━━━ MATERIAL TO PROCESS ━━━

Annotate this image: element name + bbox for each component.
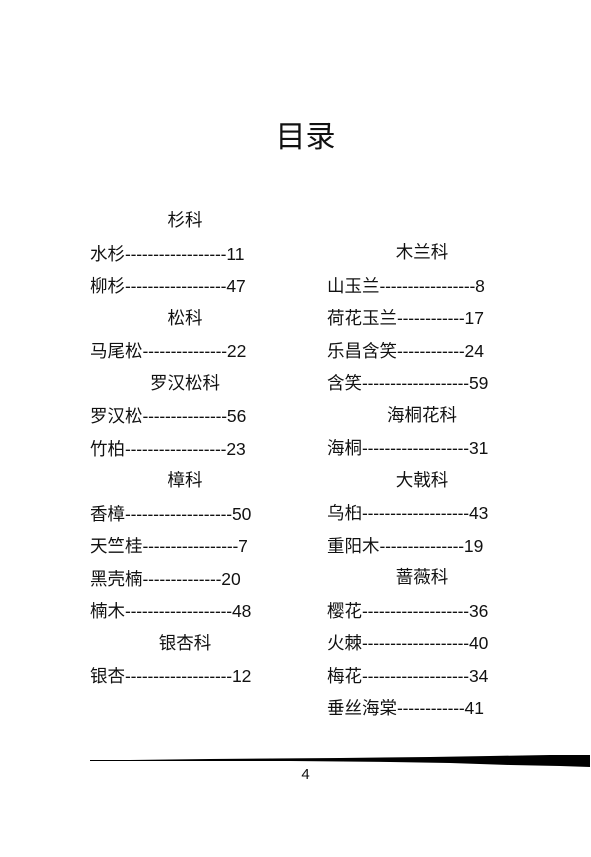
entry-leader-dots: -------------------: [362, 503, 469, 523]
entry-name: 马尾松: [90, 342, 143, 362]
entry-leader-dots: ------------------: [125, 438, 227, 459]
entry-leader-dots: -------------------: [362, 438, 469, 458]
toc-entry[interactable]: 黑壳楠--------------20: [90, 563, 290, 596]
entry-name: 山玉兰: [327, 276, 380, 297]
entry-page-number: 56: [226, 406, 247, 426]
entry-name: 垂丝海棠: [327, 699, 397, 719]
entry-leader-dots: --------------: [142, 568, 222, 589]
entry-page-number: 50: [231, 503, 252, 524]
entry-page-number: 17: [464, 308, 485, 328]
entry-page-number: 41: [464, 698, 485, 718]
entry-name: 乐昌含笑: [327, 341, 397, 362]
section-heading: 蔷薇科: [395, 568, 449, 588]
section-heading: 杉科: [167, 211, 203, 231]
entry-name: 火棘: [327, 634, 362, 654]
entry-name: 含笑: [327, 374, 362, 394]
entry-page-number: 36: [468, 600, 489, 621]
toc-entry[interactable]: 乐昌含笑------------24: [327, 335, 527, 368]
entry-name: 荷花玉兰: [327, 309, 397, 329]
toc-entry[interactable]: 柳杉------------------47: [90, 270, 290, 303]
toc-entry[interactable]: 山玉兰-----------------8: [327, 270, 527, 303]
page-title: 目录: [275, 120, 336, 155]
entry-page-number: 8: [475, 275, 485, 296]
section-heading: 海桐花科: [387, 405, 457, 426]
entry-name: 银杏: [90, 667, 125, 687]
entry-page-number: 23: [226, 438, 246, 459]
entry-leader-dots: ------------: [397, 340, 465, 361]
entry-page-number: 47: [226, 276, 246, 296]
entry-leader-dots: ---------------: [142, 341, 228, 361]
entry-name: 香樟: [90, 504, 125, 525]
footer-rule-stroke: [90, 755, 590, 767]
entry-name: 乌桕: [327, 504, 362, 524]
section-heading: 松科: [167, 308, 203, 329]
toc-entry[interactable]: 含笑-------------------59: [327, 367, 527, 400]
entry-page-number: 20: [221, 568, 241, 589]
entry-page-number: 19: [463, 535, 484, 556]
entry-leader-dots: -------------------: [125, 601, 232, 621]
entry-name: 重阳木: [327, 536, 380, 557]
entry-leader-dots: ------------------: [125, 276, 227, 296]
toc-entry[interactable]: 水杉------------------11: [90, 238, 290, 271]
toc-entry[interactable]: 垂丝海棠------------41: [327, 692, 527, 725]
toc-entry[interactable]: 乌桕-------------------43: [327, 497, 527, 530]
section-heading: 木兰科: [395, 243, 449, 263]
entry-leader-dots: ------------: [397, 698, 465, 718]
toc-entry[interactable]: 海桐-------------------31: [327, 432, 527, 465]
entry-name: 楠木: [90, 602, 125, 622]
entry-page-number: 24: [464, 340, 485, 361]
entry-name: 柳杉: [90, 277, 125, 297]
entry-page-number: 40: [468, 633, 489, 653]
entry-name: 樱花: [327, 601, 362, 622]
footer-rule: [90, 755, 590, 767]
toc-entry[interactable]: 天竺桂-----------------7: [90, 530, 290, 563]
entry-name: 水杉: [90, 244, 125, 265]
toc-entry[interactable]: 竹柏------------------23: [90, 433, 290, 466]
toc-entry[interactable]: 荷花玉兰------------17: [327, 302, 527, 335]
toc-entry[interactable]: 火棘-------------------40: [327, 627, 527, 660]
entry-page-number: 12: [231, 666, 252, 686]
entry-page-number: 11: [226, 243, 245, 264]
entry-name: 竹柏: [90, 439, 125, 460]
entry-page-number: 59: [468, 373, 489, 393]
section-heading: 大戟科: [395, 470, 449, 491]
toc-entry[interactable]: 马尾松---------------22: [90, 335, 290, 368]
toc-entry[interactable]: 重阳木---------------19: [327, 530, 527, 563]
entry-leader-dots: ---------------: [379, 535, 465, 556]
entry-leader-dots: ------------------: [125, 243, 227, 264]
entry-leader-dots: -------------------: [362, 373, 469, 393]
entry-page-number: 22: [226, 341, 247, 361]
toc-entry[interactable]: 银杏-------------------12: [90, 660, 290, 693]
entry-leader-dots: -------------------: [362, 633, 469, 653]
entry-leader-dots: -----------------: [142, 536, 239, 556]
toc-entry[interactable]: 香樟-------------------50: [90, 498, 290, 531]
entry-leader-dots: -------------------: [362, 665, 469, 686]
entry-page-number: 43: [468, 503, 489, 523]
entry-leader-dots: ---------------: [142, 406, 228, 426]
entry-name: 梅花: [327, 666, 362, 687]
entry-name: 天竺桂: [90, 537, 143, 557]
entry-name: 海桐: [327, 439, 362, 459]
page-number: 4: [301, 766, 310, 783]
toc-entry[interactable]: 罗汉松---------------56: [90, 400, 290, 433]
entry-page-number: 31: [468, 438, 489, 458]
entry-leader-dots: -------------------: [362, 600, 469, 621]
toc-entry[interactable]: 梅花-------------------34: [327, 660, 527, 693]
entry-page-number: 7: [238, 536, 248, 556]
section-heading: 樟科: [167, 471, 203, 491]
toc-entry[interactable]: 楠木-------------------48: [90, 595, 290, 628]
entry-page-number: 48: [231, 601, 252, 621]
entry-leader-dots: ------------: [397, 308, 465, 328]
entry-leader-dots: -------------------: [125, 503, 232, 524]
entry-page-number: 34: [468, 665, 489, 686]
section-heading: 罗汉松科: [150, 373, 220, 394]
entry-name: 黑壳楠: [90, 569, 143, 590]
entry-name: 罗汉松: [90, 407, 143, 427]
section-heading: 银杏科: [158, 633, 212, 654]
toc-entry[interactable]: 樱花-------------------36: [327, 595, 527, 628]
entry-leader-dots: -----------------: [379, 275, 476, 296]
entry-leader-dots: -------------------: [125, 666, 232, 686]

━━━

=== EXERCISE REQUIREMENTS ===
Reproduce verbatim the lines from the line containing "entry-leader-dots: -------------------: [362, 503, 469, 523]" to the line containing "entry-name: 香樟: [90, 504, 125, 525]", including both of these lines.

=== REPLY ===
entry-leader-dots: -------------------: [362, 503, 469, 523]
entry-name: 马尾松: [90, 342, 143, 362]
entry-leader-dots: ------------------: [125, 438, 227, 459]
entry-leader-dots: -------------------: [362, 438, 469, 458]
toc-entry[interactable]: 黑壳楠--------------20: [90, 563, 290, 596]
entry-name: 山玉兰: [327, 276, 380, 297]
entry-page-number: 56: [226, 406, 247, 426]
entry-name: 垂丝海棠: [327, 699, 397, 719]
entry-leader-dots: --------------: [142, 568, 222, 589]
entry-page-number: 50: [231, 503, 252, 524]
entry-page-number: 17: [464, 308, 485, 328]
entry-page-number: 41: [464, 698, 485, 718]
entry-name: 乐昌含笑: [327, 341, 397, 362]
section-heading: 蔷薇科: [395, 568, 449, 588]
section-heading: 杉科: [167, 211, 203, 231]
entry-name: 火棘: [327, 634, 362, 654]
entry-name: 含笑: [327, 374, 362, 394]
entry-page-number: 36: [468, 600, 489, 621]
toc-entry[interactable]: 乐昌含笑------------24: [327, 335, 527, 368]
entry-name: 荷花玉兰: [327, 309, 397, 329]
toc-entry[interactable]: 柳杉------------------47: [90, 270, 290, 303]
toc-entry[interactable]: 山玉兰-----------------8: [327, 270, 527, 303]
page-title: 目录: [275, 120, 336, 155]
entry-page-number: 8: [475, 275, 485, 296]
section-heading: 海桐花科: [387, 405, 457, 426]
entry-name: 银杏: [90, 667, 125, 687]
entry-page-number: 23: [226, 438, 246, 459]
entry-leader-dots: ------------: [397, 340, 465, 361]
entry-page-number: 47: [226, 276, 246, 296]
entry-leader-dots: ---------------: [142, 341, 228, 361]
entry-name: 香樟: [90, 504, 125, 525]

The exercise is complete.